▶ [Exercise directions]:
Look through the material below and give the number of lines holding "gradient", with no other words.

▶ [Task inputs]:
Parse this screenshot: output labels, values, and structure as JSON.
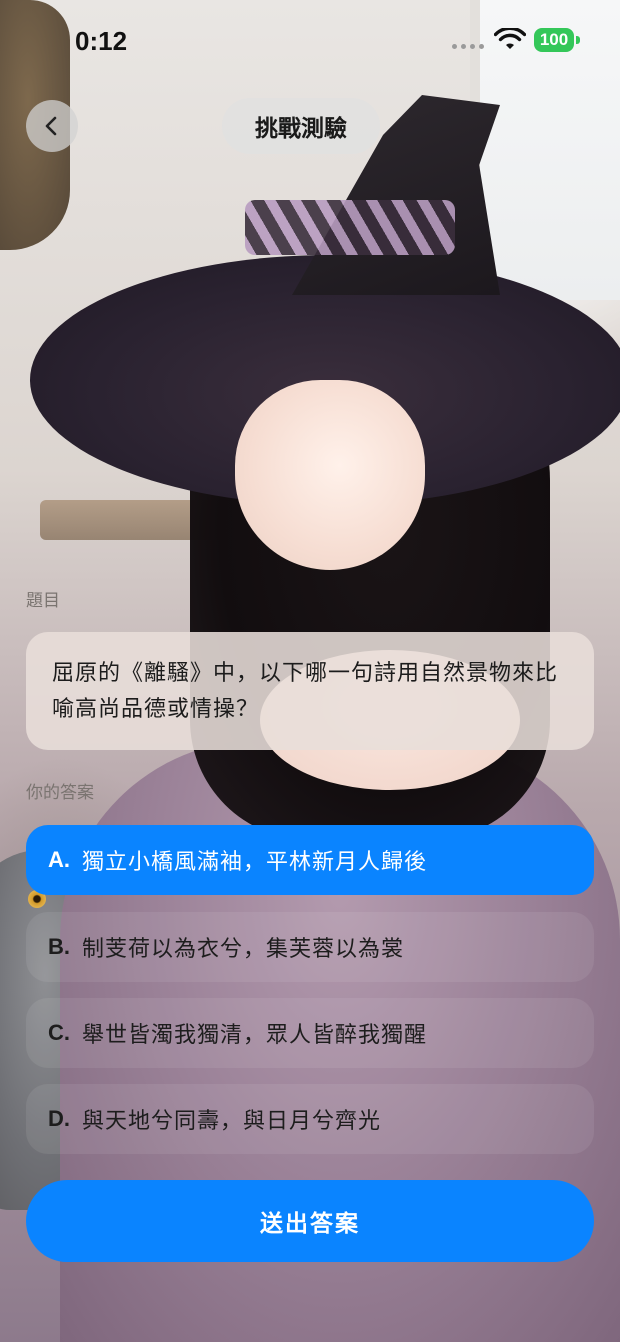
{
  "status_bar": {
    "time": "0:12",
    "battery": "100",
    "battery_color": "#34c759"
  },
  "nav": {
    "back_icon": "chevron-left-icon",
    "title": "挑戰測驗"
  },
  "question": {
    "label": "題目",
    "text": "屈原的《離騷》中，以下哪一句詩用自然景物來比喻高尚品德或情操？"
  },
  "answer": {
    "label": "你的答案",
    "options": [
      {
        "letter": "A.",
        "text": "獨立小橋風滿袖，平林新月人歸後",
        "selected": true
      },
      {
        "letter": "B.",
        "text": "制芰荷以為衣兮，集芙蓉以為裳",
        "selected": false
      },
      {
        "letter": "C.",
        "text": "舉世皆濁我獨清，眾人皆醉我獨醒",
        "selected": false
      },
      {
        "letter": "D.",
        "text": "與天地兮同壽，與日月兮齊光",
        "selected": false
      }
    ]
  },
  "submit": {
    "label": "送出答案"
  },
  "colors": {
    "accent": "#0a84ff"
  }
}
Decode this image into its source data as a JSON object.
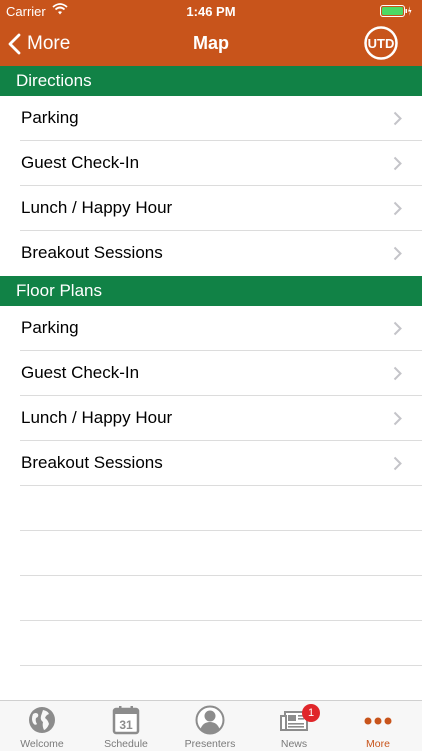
{
  "status_bar": {
    "carrier": "Carrier",
    "time": "1:46 PM"
  },
  "nav": {
    "back_label": "More",
    "title": "Map",
    "logo_text": "UTD"
  },
  "sections": [
    {
      "title": "Directions",
      "items": [
        "Parking",
        "Guest Check-In",
        "Lunch / Happy Hour",
        "Breakout Sessions"
      ]
    },
    {
      "title": "Floor Plans",
      "items": [
        "Parking",
        "Guest Check-In",
        "Lunch / Happy Hour",
        "Breakout Sessions"
      ]
    }
  ],
  "tabbar": {
    "tabs": [
      {
        "label": "Welcome",
        "icon": "globe-icon"
      },
      {
        "label": "Schedule",
        "icon": "calendar-icon",
        "icon_text": "31"
      },
      {
        "label": "Presenters",
        "icon": "person-icon"
      },
      {
        "label": "News",
        "icon": "newspaper-icon",
        "badge": "1"
      },
      {
        "label": "More",
        "icon": "more-dots-icon"
      }
    ],
    "active": "More"
  },
  "colors": {
    "accent": "#c8541b",
    "section_header": "#118246",
    "badge": "#e0262a"
  }
}
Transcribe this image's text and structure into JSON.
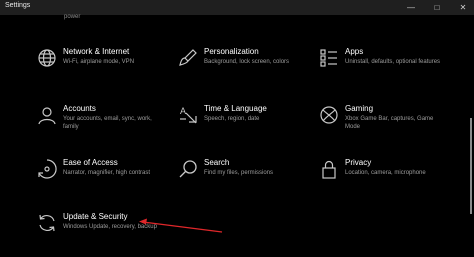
{
  "window": {
    "title": "Settings",
    "controls": {
      "minimize": "—",
      "maximize": "□",
      "close": "✕"
    }
  },
  "partial_top_rows": [
    "power",
    "",
    ""
  ],
  "tiles": [
    {
      "name": "Network & Internet",
      "desc": "Wi-Fi, airplane mode, VPN",
      "icon": "globe-icon"
    },
    {
      "name": "Personalization",
      "desc": "Background, lock screen, colors",
      "icon": "paintbrush-icon"
    },
    {
      "name": "Apps",
      "desc": "Uninstall, defaults, optional features",
      "icon": "apps-list-icon"
    },
    {
      "name": "Accounts",
      "desc": "Your accounts, email, sync, work, family",
      "icon": "person-icon"
    },
    {
      "name": "Time & Language",
      "desc": "Speech, region, date",
      "icon": "time-language-icon"
    },
    {
      "name": "Gaming",
      "desc": "Xbox Game Bar, captures, Game Mode",
      "icon": "xbox-icon"
    },
    {
      "name": "Ease of Access",
      "desc": "Narrator, magnifier, high contrast",
      "icon": "ease-of-access-icon"
    },
    {
      "name": "Search",
      "desc": "Find my files, permissions",
      "icon": "search-icon"
    },
    {
      "name": "Privacy",
      "desc": "Location, camera, microphone",
      "icon": "lock-icon"
    },
    {
      "name": "Update & Security",
      "desc": "Windows Update, recovery, backup",
      "icon": "update-sync-icon"
    }
  ],
  "annotation": {
    "color": "#e0272a",
    "points_to": "Update & Security"
  }
}
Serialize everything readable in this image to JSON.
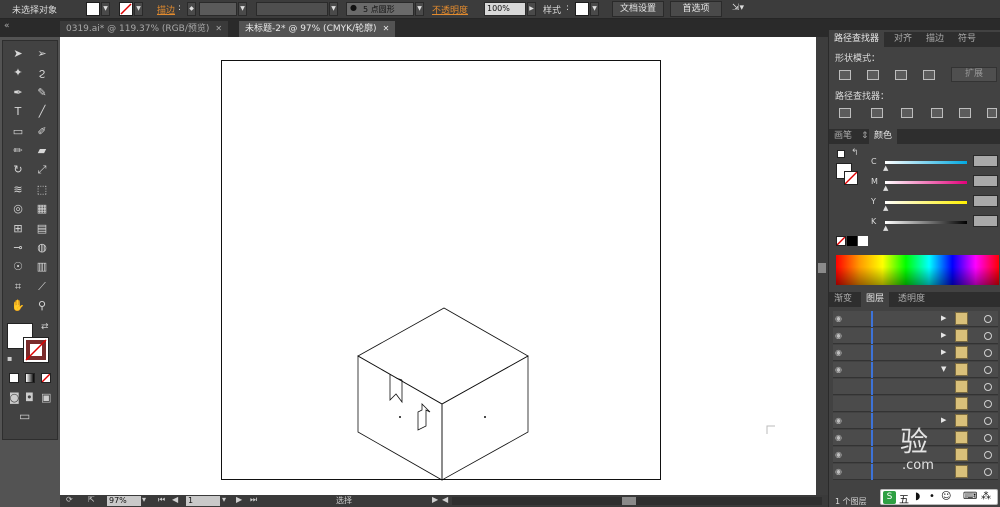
{
  "control_bar": {
    "selection_label": "未选择对象",
    "stroke_label": "描边",
    "stroke_sep": ":",
    "brush_label": "5 点圆形",
    "opacity_label": "不透明度",
    "opacity_value": "100%",
    "style_label": "样式",
    "style_sep": ":",
    "doc_setup_button": "文档设置",
    "preferences_button": "首选项"
  },
  "tabs": [
    {
      "label": "0319.ai* @ 119.37% (RGB/预览)",
      "close": "✕",
      "active": false
    },
    {
      "label": "未标题-2* @ 97% (CMYK/轮廓)",
      "close": "✕",
      "active": true
    }
  ],
  "tools": [
    {
      "name": "selection-tool",
      "glyph": "➤"
    },
    {
      "name": "direct-selection-tool",
      "glyph": "➢"
    },
    {
      "name": "magic-wand-tool",
      "glyph": "✦"
    },
    {
      "name": "lasso-tool",
      "glyph": "ϩ"
    },
    {
      "name": "pen-tool",
      "glyph": "✒"
    },
    {
      "name": "curvature-tool",
      "glyph": "✎"
    },
    {
      "name": "type-tool",
      "glyph": "T"
    },
    {
      "name": "line-tool",
      "glyph": "╱"
    },
    {
      "name": "rectangle-tool",
      "glyph": "▭"
    },
    {
      "name": "paintbrush-tool",
      "glyph": "✐"
    },
    {
      "name": "pencil-tool",
      "glyph": "✏"
    },
    {
      "name": "eraser-tool",
      "glyph": "▰"
    },
    {
      "name": "rotate-tool",
      "glyph": "↻"
    },
    {
      "name": "scale-tool",
      "glyph": "⤢"
    },
    {
      "name": "warp-tool",
      "glyph": "≋"
    },
    {
      "name": "free-transform-tool",
      "glyph": "⬚"
    },
    {
      "name": "shape-builder-tool",
      "glyph": "◎"
    },
    {
      "name": "perspective-grid-tool",
      "glyph": "▦"
    },
    {
      "name": "mesh-tool",
      "glyph": "⊞"
    },
    {
      "name": "gradient-tool",
      "glyph": "▤"
    },
    {
      "name": "eyedropper-tool",
      "glyph": "⊸"
    },
    {
      "name": "blend-tool",
      "glyph": "◍"
    },
    {
      "name": "symbol-sprayer-tool",
      "glyph": "☉"
    },
    {
      "name": "column-graph-tool",
      "glyph": "▥"
    },
    {
      "name": "artboard-tool",
      "glyph": "⌗"
    },
    {
      "name": "slice-tool",
      "glyph": "⟋"
    },
    {
      "name": "hand-tool",
      "glyph": "✋"
    },
    {
      "name": "zoom-tool",
      "glyph": "⚲"
    }
  ],
  "status": {
    "zoom": "97%",
    "page": "1",
    "mode": "选择"
  },
  "pathfinder": {
    "tabs": [
      "路径查找器",
      "对齐",
      "描边",
      "符号"
    ],
    "shape_modes_label": "形状模式：",
    "expand_button": "扩展",
    "pathfinders_label": "路径查找器："
  },
  "color_panel": {
    "tabs": [
      "画笔",
      "颜色"
    ],
    "channels": [
      {
        "label": "C",
        "gradient": "linear-gradient(90deg,#ffffff,#00a8e0)"
      },
      {
        "label": "M",
        "gradient": "linear-gradient(90deg,#ffffff,#e2007a)"
      },
      {
        "label": "Y",
        "gradient": "linear-gradient(90deg,#ffffff,#fff000)"
      },
      {
        "label": "K",
        "gradient": "linear-gradient(90deg,#ffffff,#000000)"
      }
    ]
  },
  "layers_panel": {
    "tabs": [
      "渐变",
      "图层",
      "透明度"
    ],
    "footer": "1 个图层",
    "rows": [
      {
        "eye": "◉",
        "arrow": "▶"
      },
      {
        "eye": "◉",
        "arrow": "▶"
      },
      {
        "eye": "◉",
        "arrow": "▶"
      },
      {
        "eye": "◉",
        "arrow": "▼"
      },
      {
        "eye": "",
        "arrow": ""
      },
      {
        "eye": "",
        "arrow": ""
      },
      {
        "eye": "◉",
        "arrow": "▶"
      },
      {
        "eye": "◉",
        "arrow": ""
      },
      {
        "eye": "◉",
        "arrow": ""
      },
      {
        "eye": "◉",
        "arrow": ""
      }
    ]
  },
  "overlay": {
    "ime_label": "五",
    "watermark": "验",
    "watermark_sub": ".com"
  },
  "colors": {
    "accent_orange": "#e38b2e",
    "layer_blue": "#3d73d8"
  }
}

▶ [Task response]:
5